WHAT TO PRODUCE: Repeat the records word for word, excluding any picture.

Excerpts from a figure dataset
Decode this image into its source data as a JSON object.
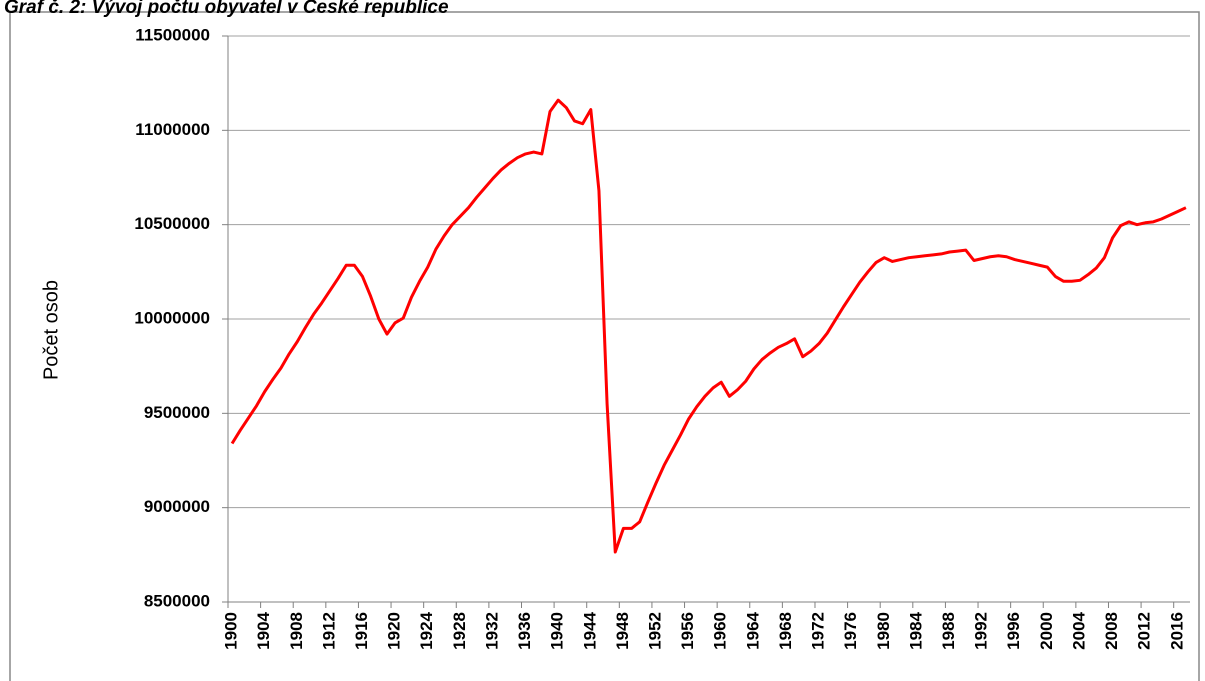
{
  "chart_data": {
    "type": "line",
    "title": "Graf č. 2: Vývoj počtu obyvatel v České republice",
    "y_label": "Počet osob",
    "categories": [
      "1900",
      null,
      null,
      null,
      "1904",
      null,
      null,
      null,
      "1908",
      null,
      null,
      null,
      "1912",
      null,
      null,
      null,
      "1916",
      null,
      null,
      null,
      "1920",
      null,
      null,
      null,
      "1924",
      null,
      null,
      null,
      "1928",
      null,
      null,
      null,
      "1932",
      null,
      null,
      null,
      "1936",
      null,
      null,
      null,
      "1940",
      null,
      null,
      null,
      "1944",
      null,
      null,
      null,
      "1948",
      null,
      null,
      null,
      "1952",
      null,
      null,
      null,
      "1956",
      null,
      null,
      null,
      "1960",
      null,
      null,
      null,
      "1964",
      null,
      null,
      null,
      "1968",
      null,
      null,
      null,
      "1972",
      null,
      null,
      null,
      "1976",
      null,
      null,
      null,
      "1980",
      null,
      null,
      null,
      "1984",
      null,
      null,
      null,
      "1988",
      null,
      null,
      null,
      "1992",
      null,
      null,
      null,
      "1996",
      null,
      null,
      null,
      "2000",
      null,
      null,
      null,
      "2004",
      null,
      null,
      null,
      "2008",
      null,
      null,
      null,
      "2012",
      null,
      null,
      null,
      "2016",
      null
    ],
    "values": [
      9340000,
      9410000,
      9475000,
      9540000,
      9615000,
      9680000,
      9740000,
      9815000,
      9880000,
      9955000,
      10025000,
      10085000,
      10150000,
      10215000,
      10285000,
      10285000,
      10225000,
      10120000,
      10000000,
      9920000,
      9980000,
      10005000,
      10115000,
      10200000,
      10275000,
      10370000,
      10440000,
      10500000,
      10545000,
      10590000,
      10645000,
      10695000,
      10745000,
      10790000,
      10825000,
      10855000,
      10875000,
      10885000,
      10875000,
      11100000,
      11160000,
      11120000,
      11050000,
      11035000,
      11110000,
      10680000,
      9550000,
      8765000,
      8890000,
      8890000,
      8925000,
      9030000,
      9130000,
      9225000,
      9305000,
      9385000,
      9470000,
      9535000,
      9590000,
      9635000,
      9665000,
      9590000,
      9625000,
      9670000,
      9735000,
      9785000,
      9820000,
      9850000,
      9870000,
      9895000,
      9800000,
      9830000,
      9870000,
      9925000,
      9995000,
      10065000,
      10130000,
      10195000,
      10250000,
      10300000,
      10325000,
      10305000,
      10315000,
      10325000,
      10330000,
      10335000,
      10340000,
      10345000,
      10355000,
      10360000,
      10365000,
      10310000,
      10320000,
      10330000,
      10335000,
      10330000,
      10315000,
      10305000,
      10295000,
      10285000,
      10275000,
      10225000,
      10200000,
      10200000,
      10205000,
      10235000,
      10270000,
      10325000,
      10430000,
      10495000,
      10515000,
      10500000,
      10510000,
      10515000,
      10530000,
      10550000,
      10570000,
      10590000
    ],
    "color": "#ff0000",
    "ylim": [
      8500000,
      11500000
    ],
    "yticks": [
      8500000,
      9000000,
      9500000,
      10000000,
      10500000,
      11000000,
      11500000
    ],
    "grid": true
  }
}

RIGHT ANSWER:
Decode this image into its source data as a JSON object.
{
  "chart_data": {
    "type": "line",
    "title": "Graf č. 2: Vývoj počtu obyvatel v České republice",
    "y_label": "Počet osob",
    "categories": [
      "1900",
      null,
      null,
      null,
      "1904",
      null,
      null,
      null,
      "1908",
      null,
      null,
      null,
      "1912",
      null,
      null,
      null,
      "1916",
      null,
      null,
      null,
      "1920",
      null,
      null,
      null,
      "1924",
      null,
      null,
      null,
      "1928",
      null,
      null,
      null,
      "1932",
      null,
      null,
      null,
      "1936",
      null,
      null,
      null,
      "1940",
      null,
      null,
      null,
      "1944",
      null,
      null,
      null,
      "1948",
      null,
      null,
      null,
      "1952",
      null,
      null,
      null,
      "1956",
      null,
      null,
      null,
      "1960",
      null,
      null,
      null,
      "1964",
      null,
      null,
      null,
      "1968",
      null,
      null,
      null,
      "1972",
      null,
      null,
      null,
      "1976",
      null,
      null,
      null,
      "1980",
      null,
      null,
      null,
      "1984",
      null,
      null,
      null,
      "1988",
      null,
      null,
      null,
      "1992",
      null,
      null,
      null,
      "1996",
      null,
      null,
      null,
      "2000",
      null,
      null,
      null,
      "2004",
      null,
      null,
      null,
      "2008",
      null,
      null,
      null,
      "2012",
      null,
      null,
      null,
      "2016",
      null
    ],
    "values": [
      9340000,
      9410000,
      9475000,
      9540000,
      9615000,
      9680000,
      9740000,
      9815000,
      9880000,
      9955000,
      10025000,
      10085000,
      10150000,
      10215000,
      10285000,
      10285000,
      10225000,
      10120000,
      10000000,
      9920000,
      9980000,
      10005000,
      10115000,
      10200000,
      10275000,
      10370000,
      10440000,
      10500000,
      10545000,
      10590000,
      10645000,
      10695000,
      10745000,
      10790000,
      10825000,
      10855000,
      10875000,
      10885000,
      10875000,
      11100000,
      11160000,
      11120000,
      11050000,
      11035000,
      11110000,
      10680000,
      9550000,
      8765000,
      8890000,
      8890000,
      8925000,
      9030000,
      9130000,
      9225000,
      9305000,
      9385000,
      9470000,
      9535000,
      9590000,
      9635000,
      9665000,
      9590000,
      9625000,
      9670000,
      9735000,
      9785000,
      9820000,
      9850000,
      9870000,
      9895000,
      9800000,
      9830000,
      9870000,
      9925000,
      9995000,
      10065000,
      10130000,
      10195000,
      10250000,
      10300000,
      10325000,
      10305000,
      10315000,
      10325000,
      10330000,
      10335000,
      10340000,
      10345000,
      10355000,
      10360000,
      10365000,
      10310000,
      10320000,
      10330000,
      10335000,
      10330000,
      10315000,
      10305000,
      10295000,
      10285000,
      10275000,
      10225000,
      10200000,
      10200000,
      10205000,
      10235000,
      10270000,
      10325000,
      10430000,
      10495000,
      10515000,
      10500000,
      10510000,
      10515000,
      10530000,
      10550000,
      10570000,
      10590000
    ],
    "color": "#ff0000",
    "ylim": [
      8500000,
      11500000
    ],
    "yticks": [
      8500000,
      9000000,
      9500000,
      10000000,
      10500000,
      11000000,
      11500000
    ],
    "grid": true
  }
}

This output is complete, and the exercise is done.